--- Begin ---
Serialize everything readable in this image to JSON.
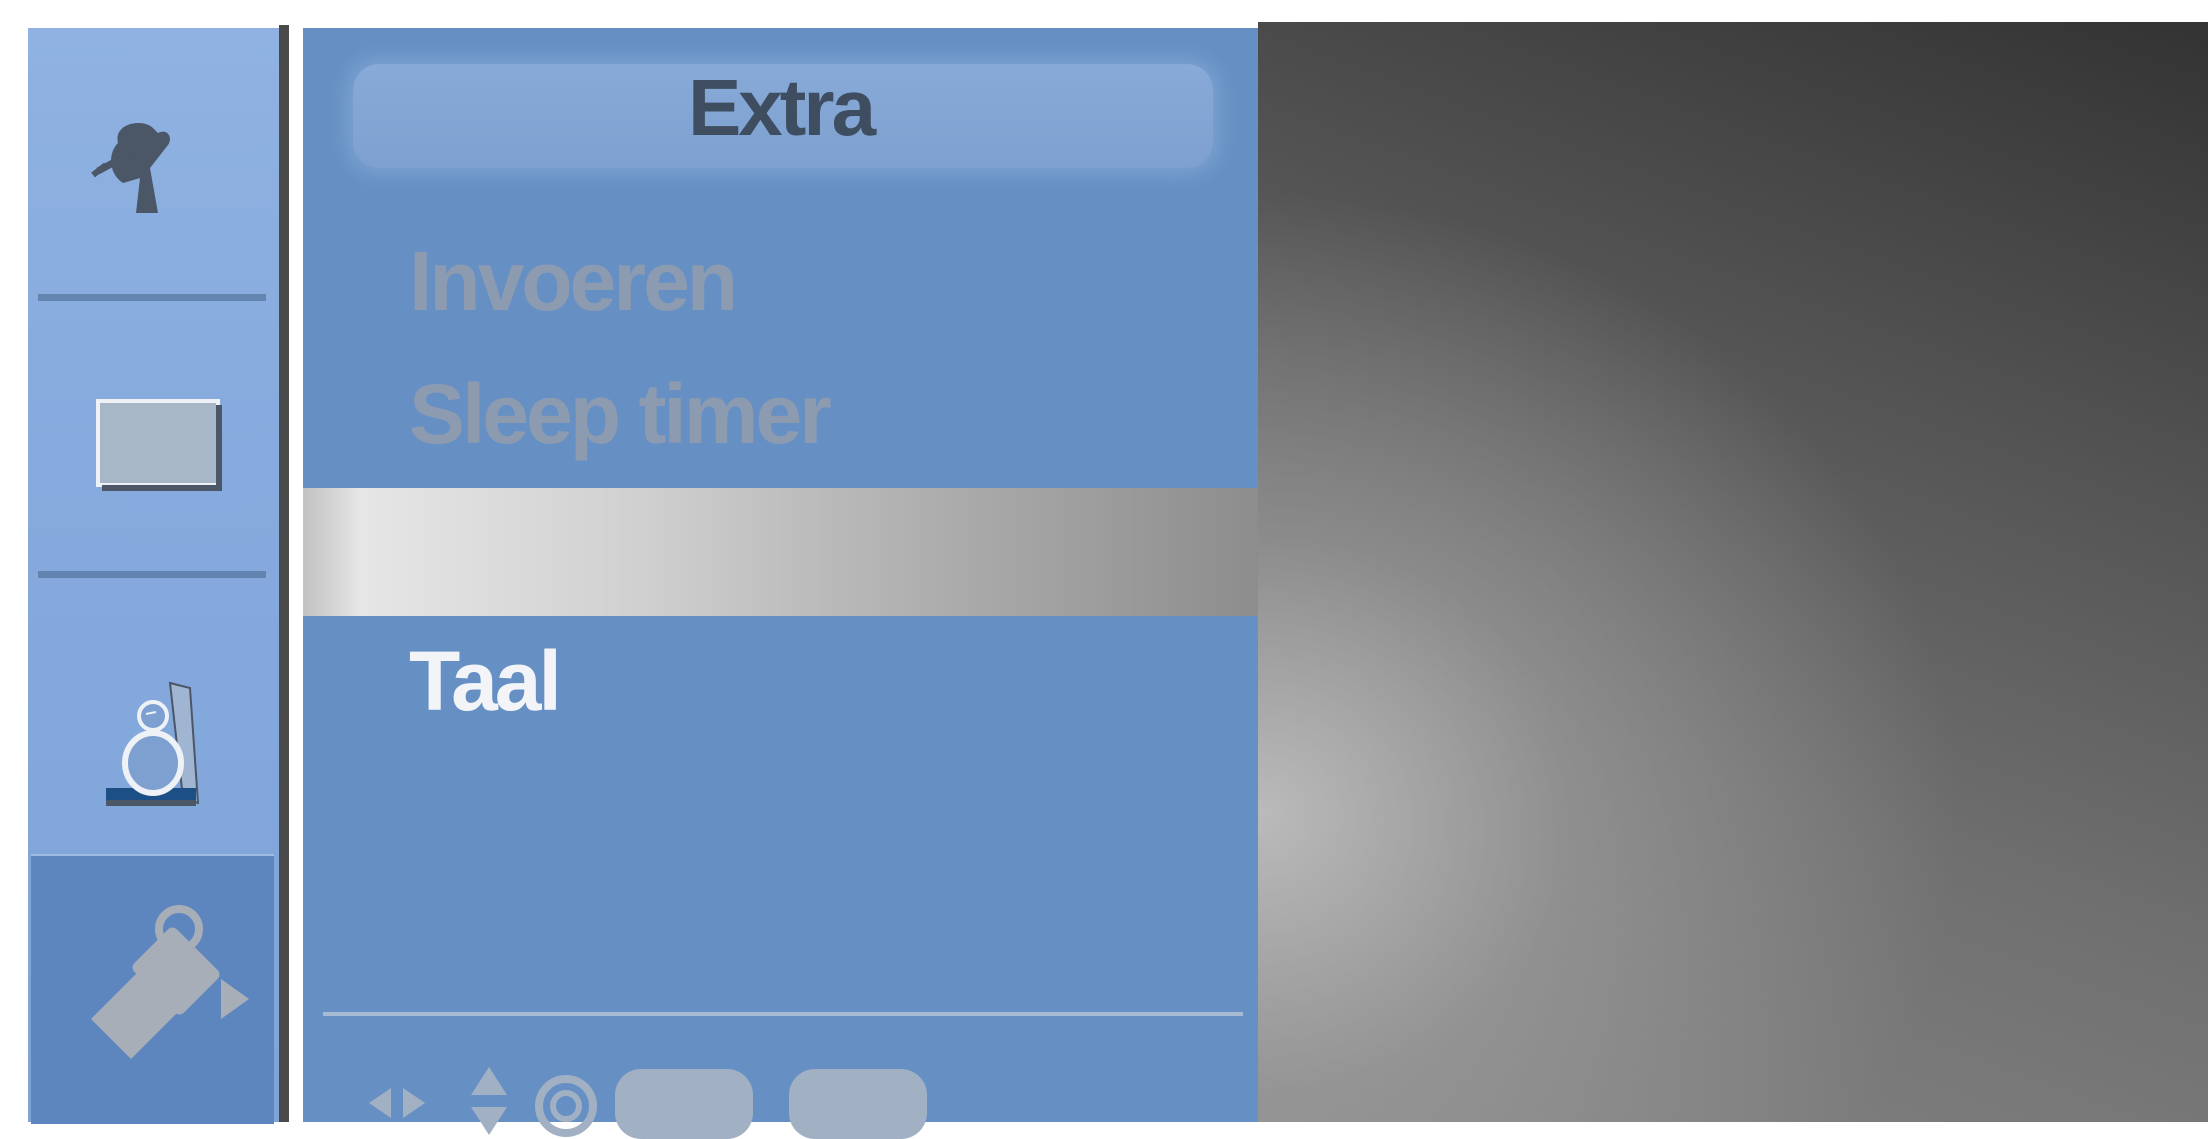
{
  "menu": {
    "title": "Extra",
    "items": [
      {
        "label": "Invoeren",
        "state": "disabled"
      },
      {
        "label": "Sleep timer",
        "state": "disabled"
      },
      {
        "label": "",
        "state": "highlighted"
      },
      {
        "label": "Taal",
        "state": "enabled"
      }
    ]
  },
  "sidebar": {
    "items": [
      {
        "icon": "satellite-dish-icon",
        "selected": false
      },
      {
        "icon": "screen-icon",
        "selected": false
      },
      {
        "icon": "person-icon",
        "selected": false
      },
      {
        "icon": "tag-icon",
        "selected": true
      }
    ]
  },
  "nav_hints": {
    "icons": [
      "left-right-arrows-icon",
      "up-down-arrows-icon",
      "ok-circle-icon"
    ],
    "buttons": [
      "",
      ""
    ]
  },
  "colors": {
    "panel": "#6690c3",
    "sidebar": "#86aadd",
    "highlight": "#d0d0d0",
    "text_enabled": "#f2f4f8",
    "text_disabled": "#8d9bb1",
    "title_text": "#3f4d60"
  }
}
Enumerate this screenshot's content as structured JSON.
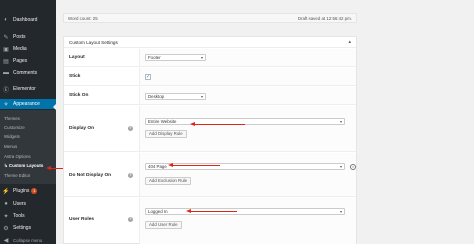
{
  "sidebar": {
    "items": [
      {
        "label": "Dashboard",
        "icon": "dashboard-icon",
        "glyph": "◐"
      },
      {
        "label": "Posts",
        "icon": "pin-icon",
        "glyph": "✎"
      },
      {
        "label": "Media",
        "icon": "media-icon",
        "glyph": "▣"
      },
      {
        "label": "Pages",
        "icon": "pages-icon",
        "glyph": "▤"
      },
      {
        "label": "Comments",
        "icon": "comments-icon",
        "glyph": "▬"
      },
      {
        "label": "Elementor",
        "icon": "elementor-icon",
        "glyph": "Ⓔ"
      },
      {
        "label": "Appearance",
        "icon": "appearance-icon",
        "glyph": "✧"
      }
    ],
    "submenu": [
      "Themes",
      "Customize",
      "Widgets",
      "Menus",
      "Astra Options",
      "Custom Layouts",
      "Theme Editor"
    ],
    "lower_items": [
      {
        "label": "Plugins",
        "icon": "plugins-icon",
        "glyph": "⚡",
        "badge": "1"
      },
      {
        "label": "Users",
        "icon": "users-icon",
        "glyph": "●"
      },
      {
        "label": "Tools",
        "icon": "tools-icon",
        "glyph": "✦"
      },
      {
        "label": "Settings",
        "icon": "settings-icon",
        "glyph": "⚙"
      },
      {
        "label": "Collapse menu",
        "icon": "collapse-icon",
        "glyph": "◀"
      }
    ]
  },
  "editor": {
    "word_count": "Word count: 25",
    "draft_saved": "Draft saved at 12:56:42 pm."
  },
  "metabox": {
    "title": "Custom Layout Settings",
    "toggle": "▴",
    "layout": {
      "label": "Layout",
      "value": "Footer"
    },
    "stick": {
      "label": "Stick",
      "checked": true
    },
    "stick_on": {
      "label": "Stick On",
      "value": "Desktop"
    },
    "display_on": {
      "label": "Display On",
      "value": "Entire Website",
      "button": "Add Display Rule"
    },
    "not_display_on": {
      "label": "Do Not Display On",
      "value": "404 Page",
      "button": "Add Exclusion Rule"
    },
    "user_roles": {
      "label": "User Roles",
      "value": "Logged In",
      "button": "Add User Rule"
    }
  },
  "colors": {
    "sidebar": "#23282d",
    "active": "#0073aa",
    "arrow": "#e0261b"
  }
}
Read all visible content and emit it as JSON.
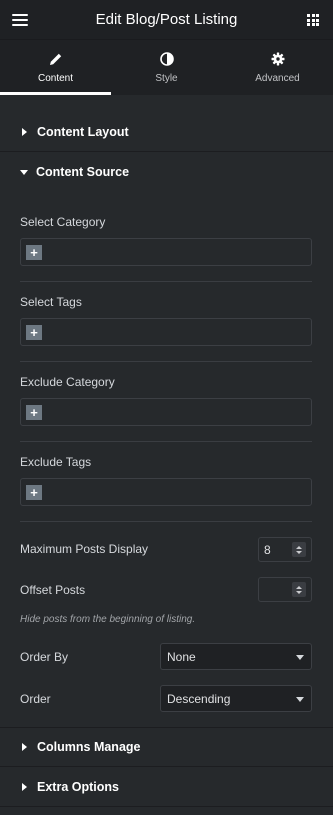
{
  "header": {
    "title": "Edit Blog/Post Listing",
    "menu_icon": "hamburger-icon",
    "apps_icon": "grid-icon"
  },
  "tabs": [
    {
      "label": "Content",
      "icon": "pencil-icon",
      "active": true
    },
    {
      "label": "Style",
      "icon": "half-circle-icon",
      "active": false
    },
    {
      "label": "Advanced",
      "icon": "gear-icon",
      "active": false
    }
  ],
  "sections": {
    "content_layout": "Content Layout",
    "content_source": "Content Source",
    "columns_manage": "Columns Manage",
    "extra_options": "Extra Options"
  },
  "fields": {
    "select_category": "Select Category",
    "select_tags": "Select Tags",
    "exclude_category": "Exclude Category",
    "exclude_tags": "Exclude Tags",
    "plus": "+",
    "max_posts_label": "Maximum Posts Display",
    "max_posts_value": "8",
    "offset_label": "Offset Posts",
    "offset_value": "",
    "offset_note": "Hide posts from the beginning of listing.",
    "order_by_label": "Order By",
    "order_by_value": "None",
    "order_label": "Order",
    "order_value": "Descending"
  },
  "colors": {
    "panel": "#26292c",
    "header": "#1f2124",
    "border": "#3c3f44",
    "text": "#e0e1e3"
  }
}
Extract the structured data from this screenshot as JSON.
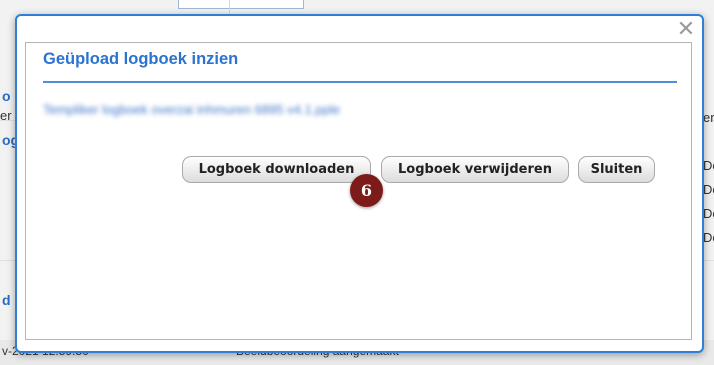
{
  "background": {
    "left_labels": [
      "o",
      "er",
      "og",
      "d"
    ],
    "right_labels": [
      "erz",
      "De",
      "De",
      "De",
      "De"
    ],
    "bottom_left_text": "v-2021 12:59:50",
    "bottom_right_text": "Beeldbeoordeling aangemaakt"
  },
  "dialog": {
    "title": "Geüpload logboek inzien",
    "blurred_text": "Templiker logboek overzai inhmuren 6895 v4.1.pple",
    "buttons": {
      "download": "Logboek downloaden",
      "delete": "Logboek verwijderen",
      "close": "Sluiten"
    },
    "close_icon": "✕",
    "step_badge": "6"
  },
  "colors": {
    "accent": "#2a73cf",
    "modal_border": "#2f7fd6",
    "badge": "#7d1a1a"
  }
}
--- End ---
Pictures are excluded; repeat every record exactly.

▶ [WRITTEN RESPONSE]
Serialize everything readable in this image to JSON.
{
  "menu": {
    "title": "Extra",
    "items": [
      {
        "label": "Invoeren",
        "state": "disabled"
      },
      {
        "label": "Sleep timer",
        "state": "disabled"
      },
      {
        "label": "",
        "state": "highlighted"
      },
      {
        "label": "Taal",
        "state": "enabled"
      }
    ]
  },
  "sidebar": {
    "items": [
      {
        "icon": "satellite-dish-icon",
        "selected": false
      },
      {
        "icon": "screen-icon",
        "selected": false
      },
      {
        "icon": "person-icon",
        "selected": false
      },
      {
        "icon": "tag-icon",
        "selected": true
      }
    ]
  },
  "nav_hints": {
    "icons": [
      "left-right-arrows-icon",
      "up-down-arrows-icon",
      "ok-circle-icon"
    ],
    "buttons": [
      "",
      ""
    ]
  },
  "colors": {
    "panel": "#6690c3",
    "sidebar": "#86aadd",
    "highlight": "#d0d0d0",
    "text_enabled": "#f2f4f8",
    "text_disabled": "#8d9bb1",
    "title_text": "#3f4d60"
  }
}
Enumerate this screenshot's content as structured JSON.
{
  "sidebar": {
    "items": [
      {
        "label": "Dashboard",
        "icon": "dashboard-icon",
        "glyph": "◐"
      },
      {
        "label": "Posts",
        "icon": "pin-icon",
        "glyph": "✎"
      },
      {
        "label": "Media",
        "icon": "media-icon",
        "glyph": "▣"
      },
      {
        "label": "Pages",
        "icon": "pages-icon",
        "glyph": "▤"
      },
      {
        "label": "Comments",
        "icon": "comments-icon",
        "glyph": "▬"
      },
      {
        "label": "Elementor",
        "icon": "elementor-icon",
        "glyph": "Ⓔ"
      },
      {
        "label": "Appearance",
        "icon": "appearance-icon",
        "glyph": "✧"
      }
    ],
    "submenu": [
      "Themes",
      "Customize",
      "Widgets",
      "Menus",
      "Astra Options",
      "Custom Layouts",
      "Theme Editor"
    ],
    "lower_items": [
      {
        "label": "Plugins",
        "icon": "plugins-icon",
        "glyph": "⚡",
        "badge": "1"
      },
      {
        "label": "Users",
        "icon": "users-icon",
        "glyph": "●"
      },
      {
        "label": "Tools",
        "icon": "tools-icon",
        "glyph": "✦"
      },
      {
        "label": "Settings",
        "icon": "settings-icon",
        "glyph": "⚙"
      },
      {
        "label": "Collapse menu",
        "icon": "collapse-icon",
        "glyph": "◀"
      }
    ]
  },
  "editor": {
    "word_count": "Word count: 25",
    "draft_saved": "Draft saved at 12:56:42 pm."
  },
  "metabox": {
    "title": "Custom Layout Settings",
    "toggle": "▴",
    "layout": {
      "label": "Layout",
      "value": "Footer"
    },
    "stick": {
      "label": "Stick",
      "checked": true
    },
    "stick_on": {
      "label": "Stick On",
      "value": "Desktop"
    },
    "display_on": {
      "label": "Display On",
      "value": "Entire Website",
      "button": "Add Display Rule"
    },
    "not_display_on": {
      "label": "Do Not Display On",
      "value": "404 Page",
      "button": "Add Exclusion Rule"
    },
    "user_roles": {
      "label": "User Roles",
      "value": "Logged In",
      "button": "Add User Rule"
    }
  },
  "colors": {
    "sidebar": "#23282d",
    "active": "#0073aa",
    "arrow": "#e0261b"
  }
}
Read all visible content and emit it as JSON.
{
  "header": {
    "title": "Edit Blog/Post Listing",
    "menu_icon": "hamburger-icon",
    "apps_icon": "grid-icon"
  },
  "tabs": [
    {
      "label": "Content",
      "icon": "pencil-icon",
      "active": true
    },
    {
      "label": "Style",
      "icon": "half-circle-icon",
      "active": false
    },
    {
      "label": "Advanced",
      "icon": "gear-icon",
      "active": false
    }
  ],
  "sections": {
    "content_layout": "Content Layout",
    "content_source": "Content Source",
    "columns_manage": "Columns Manage",
    "extra_options": "Extra Options"
  },
  "fields": {
    "select_category": "Select Category",
    "select_tags": "Select Tags",
    "exclude_category": "Exclude Category",
    "exclude_tags": "Exclude Tags",
    "plus": "+",
    "max_posts_label": "Maximum Posts Display",
    "max_posts_value": "8",
    "offset_label": "Offset Posts",
    "offset_value": "",
    "offset_note": "Hide posts from the beginning of listing.",
    "order_by_label": "Order By",
    "order_by_value": "None",
    "order_label": "Order",
    "order_value": "Descending"
  },
  "colors": {
    "panel": "#26292c",
    "header": "#1f2124",
    "border": "#3c3f44",
    "text": "#e0e1e3"
  }
}
Extract the structured data from this screenshot as JSON.
{
  "background": {
    "left_labels": [
      "o",
      "er",
      "og",
      "d"
    ],
    "right_labels": [
      "erz",
      "De",
      "De",
      "De",
      "De"
    ],
    "bottom_left_text": "v-2021 12:59:50",
    "bottom_right_text": "Beeldbeoordeling aangemaakt"
  },
  "dialog": {
    "title": "Geüpload logboek inzien",
    "blurred_text": "Templiker logboek overzai inhmuren 6895 v4.1.pple",
    "buttons": {
      "download": "Logboek downloaden",
      "delete": "Logboek verwijderen",
      "close": "Sluiten"
    },
    "close_icon": "✕",
    "step_badge": "6"
  },
  "colors": {
    "accent": "#2a73cf",
    "modal_border": "#2f7fd6",
    "badge": "#7d1a1a"
  }
}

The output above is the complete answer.